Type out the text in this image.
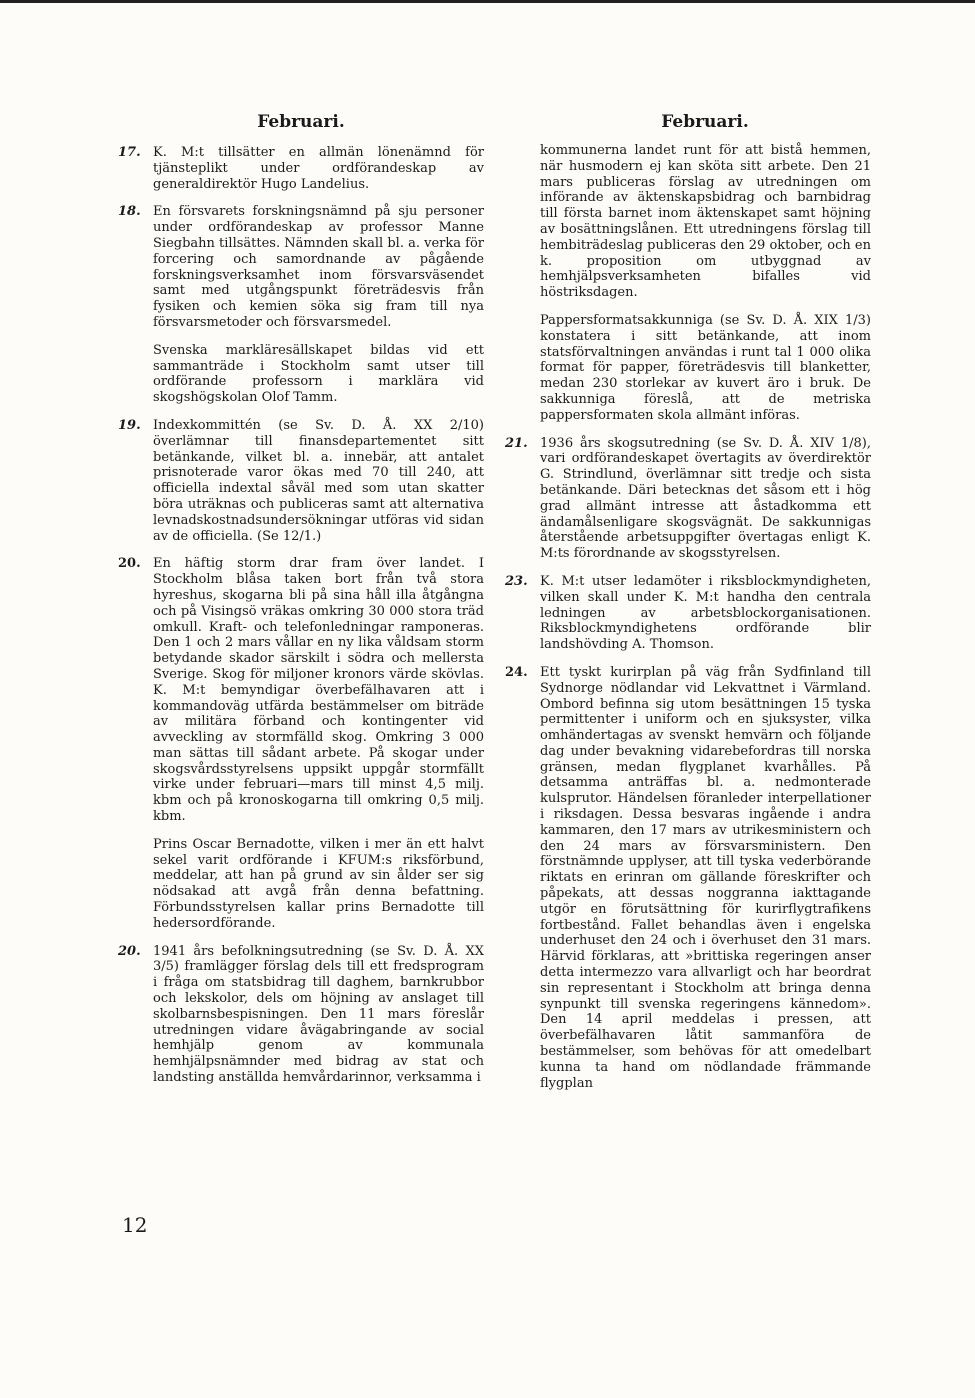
Februari.
17. K. M:t tillsätter en allmän lönenämnd för tjänsteplikt under ordförandeskap av generaldirektör Hugo Landelius.
18. En försvarets forskningsnämnd på sju personer under ordförandeskap av professor Manne Siegbahn tillsättes. Nämnden skall bl. a. verka för forcering och samordnande av pågående forskningsverksamhet inom försvarsväsendet samt med utgångspunkt företrädesvis från fysiken och kemien söka sig fram till nya försvarsmetoder och försvarsmedel.
Svenska markläresällskapet bildas vid ett sammanträde i Stockholm samt utser till ordförande professorn i marklära vid skogshögskolan Olof Tamm.
19. Indexkommittén (se Sv. D. Å. XX 2/10) överlämnar till finansdepartementet sitt betänkande, vilket bl. a. innebär, att antalet prisnoterade varor ökas med 70 till 240, att officiella indextal såväl med som utan skatter böra uträknas och publiceras samt att alternativa levnadskostnadsundersökningar utföras vid sidan av de officiella. (Se 12/1.)
20. En häftig storm drar fram över landet. I Stockholm blåsa taken bort från två stora hyreshus, skogarna bli på sina håll illa åtgångna och på Visingsö vräkas omkring 30 000 stora träd omkull. Kraft- och telefonledningar ramponeras. Den 1 och 2 mars vållar en ny lika våldsam storm betydande skador särskilt i södra och mellersta Sverige. Skog för miljoner kronors värde skövlas. K. M:t bemyndigar överbefälhavaren att i kommandoväg utfärda bestämmelser om biträde av militära förband och kontingenter vid avveckling av stormfälld skog. Omkring 3 000 man sättas till sådant arbete. På skogar under skogsvårdsstyrelsens uppsikt uppgår stormfällt virke under februari—mars till minst 4,5 milj. kbm och på kronoskogarna till omkring 0,5 milj. kbm.
Prins Oscar Bernadotte, vilken i mer än ett halvt sekel varit ordförande i KFUM:s riksförbund, meddelar, att han på grund av sin ålder ser sig nödsakad att avgå från denna befattning. Förbundsstyrelsen kallar prins Bernadotte till hedersordförande.
20. 1941 års befolkningsutredning (se Sv. D. Å. XX 3/5) framlägger förslag dels till ett fredsprogram i fråga om statsbidrag till daghem, barnkrubbor och lekskolor, dels om höjning av anslaget till skolbarnsbespisningen. Den 11 mars föreslår utredningen vidare åvägabringande av social hemhjälp genom av kommunala hemhjälpsnämnder med bidrag av stat och landsting anställda hemvårdarinnor, verksamma i
Februari.
kommunerna landet runt för att bistå hemmen, när husmodern ej kan sköta sitt arbete. Den 21 mars publiceras förslag av utredningen om införande av äktenskapsbidrag och barnbidrag till första barnet inom äktenskapet samt höjning av bosättningslånen. Ett utredningens förslag till hembiträdeslag publiceras den 29 oktober, och en k. proposition om utbyggnad av hemhjälpsverksamheten bifalles vid höstriksdagen.
Pappersformatsakkunniga (se Sv. D. Å. XIX 1/3) konstatera i sitt betänkande, att inom statsförvaltningen användas i runt tal 1 000 olika format för papper, företrädesvis till blanketter, medan 230 storlekar av kuvert äro i bruk. De sakkunniga föreslå, att de metriska pappersformaten skola allmänt införas.
21. 1936 års skogsutredning (se Sv. D. Å. XIV 1/8), vari ordförandeskapet övertagits av överdirektör G. Strindlund, överlämnar sitt tredje och sista betänkande. Däri betecknas det såsom ett i hög grad allmänt intresse att åstadkomma ett ändamålsenligare skogsvägnät. De sakkunnigas återstående arbetsuppgifter övertagas enligt K. M:ts förordnande av skogsstyrelsen.
23. K. M:t utser ledamöter i riksblockmyndigheten, vilken skall under K. M:t handha den centrala ledningen av arbetsblockorganisationen. Riksblockmyndighetens ordförande blir landshövding A. Thomson.
24. Ett tyskt kurirplan på väg från Sydfinland till Sydnorge nödlandar vid Lekvattnet i Värmland. Ombord befinna sig utom besättningen 15 tyska permittenter i uniform och en sjuksyster, vilka omhändertagas av svenskt hemvärn och följande dag under bevakning vidarebefordras till norska gränsen, medan flygplanet kvarhålles. På detsamma anträffas bl. a. nedmonterade kulsprutor. Händelsen föranleder interpellationer i riksdagen. Dessa besvaras ingående i andra kammaren, den 17 mars av utrikesministern och den 24 mars av försvarsministern. Den förstnämnde upplyser, att till tyska vederbörande riktats en erinran om gällande föreskrifter och påpekats, att dessas noggranna iakttagande utgör en förutsättning för kurirflygtrafikens fortbestånd. Fallet behandlas även i engelska underhuset den 24 och i överhuset den 31 mars. Härvid förklaras, att »brittiska regeringen anser detta intermezzo vara allvarligt och har beordrat sin representant i Stockholm att bringa denna synpunkt till svenska regeringens kännedom». Den 14 april meddelas i pressen, att överbefälhavaren låtit sammanföra de bestämmelser, som behövas för att omedelbart kunna ta hand om nödlandade främmande flygplan
12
____
Task | Return the listing unchanged, but drop every picture.

Answer section |
Type out the text in this image.
Februari.
17. K. M:t tillsätter en allmän lönenämnd för tjänsteplikt under ordförandeskap av generaldirektör Hugo Landelius.
18. En försvarets forskningsnämnd på sju personer under ordförandeskap av professor Manne Siegbahn tillsättes. Nämnden skall bl. a. verka för forcering och samordnande av pågående forskningsverksamhet inom försvarsväsendet samt med utgångspunkt företrädesvis från fysiken och kemien söka sig fram till nya försvarsmetoder och försvarsmedel.
Svenska markläresällskapet bildas vid ett sammanträde i Stockholm samt utser till ordförande professorn i marklära vid skogshögskolan Olof Tamm.
19. Indexkommittén (se Sv. D. Å. XX 2/10) överlämnar till finansdepartementet sitt betänkande, vilket bl. a. innebär, att antalet prisnoterade varor ökas med 70 till 240, att officiella indextal såväl med som utan skatter böra uträknas och publiceras samt att alternativa levnadskostnadsundersökningar utföras vid sidan av de officiella. (Se 12/1.)
20. En häftig storm drar fram över landet. I Stockholm blåsa taken bort från två stora hyreshus, skogarna bli på sina håll illa åtgångna och på Visingsö vräkas omkring 30 000 stora träd omkull. Kraft- och telefonledningar ramponeras. Den 1 och 2 mars vållar en ny lika våldsam storm betydande skador särskilt i södra och mellersta Sverige. Skog för miljoner kronors värde skövlas. K. M:t bemyndigar överbefälhavaren att i kommandoväg utfärda bestämmelser om biträde av militära förband och kontingenter vid avveckling av stormfälld skog. Omkring 3 000 man sättas till sådant arbete. På skogar under skogsvårdsstyrelsens uppsikt uppgår stormfällt virke under februari—mars till minst 4,5 milj. kbm och på kronoskogarna till omkring 0,5 milj. kbm.
Prins Oscar Bernadotte, vilken i mer än ett halvt sekel varit ordförande i KFUM:s riksförbund, meddelar, att han på grund av sin ålder ser sig nödsakad att avgå från denna befattning. Förbundsstyrelsen kallar prins Bernadotte till hedersordförande.
20. 1941 års befolkningsutredning (se Sv. D. Å. XX 3/5) framlägger förslag dels till ett fredsprogram i fråga om statsbidrag till daghem, barnkrubbor och lekskolor, dels om höjning av anslaget till skolbarnsbespisningen. Den 11 mars föreslår utredningen vidare åvägabringande av social hemhjälp genom av kommunala hemhjälpsnämnder med bidrag av stat och landsting anställda hemvårdarinnor, verksamma i
Februari.
kommunerna landet runt för att bistå hemmen, när husmodern ej kan sköta sitt arbete. Den 21 mars publiceras förslag av utredningen om införande av äktenskapsbidrag och barnbidrag till första barnet inom äktenskapet samt höjning av bosättningslånen. Ett utredningens förslag till hembiträdeslag publiceras den 29 oktober, och en k. proposition om utbyggnad av hemhjälpsverksamheten bifalles vid höstriksdagen.
Pappersformatsakkunniga (se Sv. D. Å. XIX 1/3) konstatera i sitt betänkande, att inom statsförvaltningen användas i runt tal 1 000 olika format för papper, företrädesvis till blanketter, medan 230 storlekar av kuvert äro i bruk. De sakkunniga föreslå, att de metriska pappersformaten skola allmänt införas.
21. 1936 års skogsutredning (se Sv. D. Å. XIV 1/8), vari ordförandeskapet övertagits av överdirektör G. Strindlund, överlämnar sitt tredje och sista betänkande. Däri betecknas det såsom ett i hög grad allmänt intresse att åstadkomma ett ändamålsenligare skogsvägnät. De sakkunnigas återstående arbetsuppgifter övertagas enligt K. M:ts förordnande av skogsstyrelsen.
23. K. M:t utser ledamöter i riksblockmyndigheten, vilken skall under K. M:t handha den centrala ledningen av arbetsblockorganisationen. Riksblockmyndighetens ordförande blir landshövding A. Thomson.
24. Ett tyskt kurirplan på väg från Sydfinland till Sydnorge nödlandar vid Lekvattnet i Värmland. Ombord befinna sig utom besättningen 15 tyska permittenter i uniform och en sjuksyster, vilka omhändertagas av svenskt hemvärn och följande dag under bevakning vidarebefordras till norska gränsen, medan flygplanet kvarhålles. På detsamma anträffas bl. a. nedmonterade kulsprutor. Händelsen föranleder interpellationer i riksdagen. Dessa besvaras ingående i andra kammaren, den 17 mars av utrikesministern och den 24 mars av försvarsministern. Den förstnämnde upplyser, att till tyska vederbörande riktats en erinran om gällande föreskrifter och påpekats, att dessas noggranna iakttagande utgör en förutsättning för kurirflygtrafikens fortbestånd. Fallet behandlas även i engelska underhuset den 24 och i överhuset den 31 mars. Härvid förklaras, att »brittiska regeringen anser detta intermezzo vara allvarligt och har beordrat sin representant i Stockholm att bringa denna synpunkt till svenska regeringens kännedom». Den 14 april meddelas i pressen, att överbefälhavaren låtit sammanföra de bestämmelser, som behövas för att omedelbart kunna ta hand om nödlandade främmande flygplan
12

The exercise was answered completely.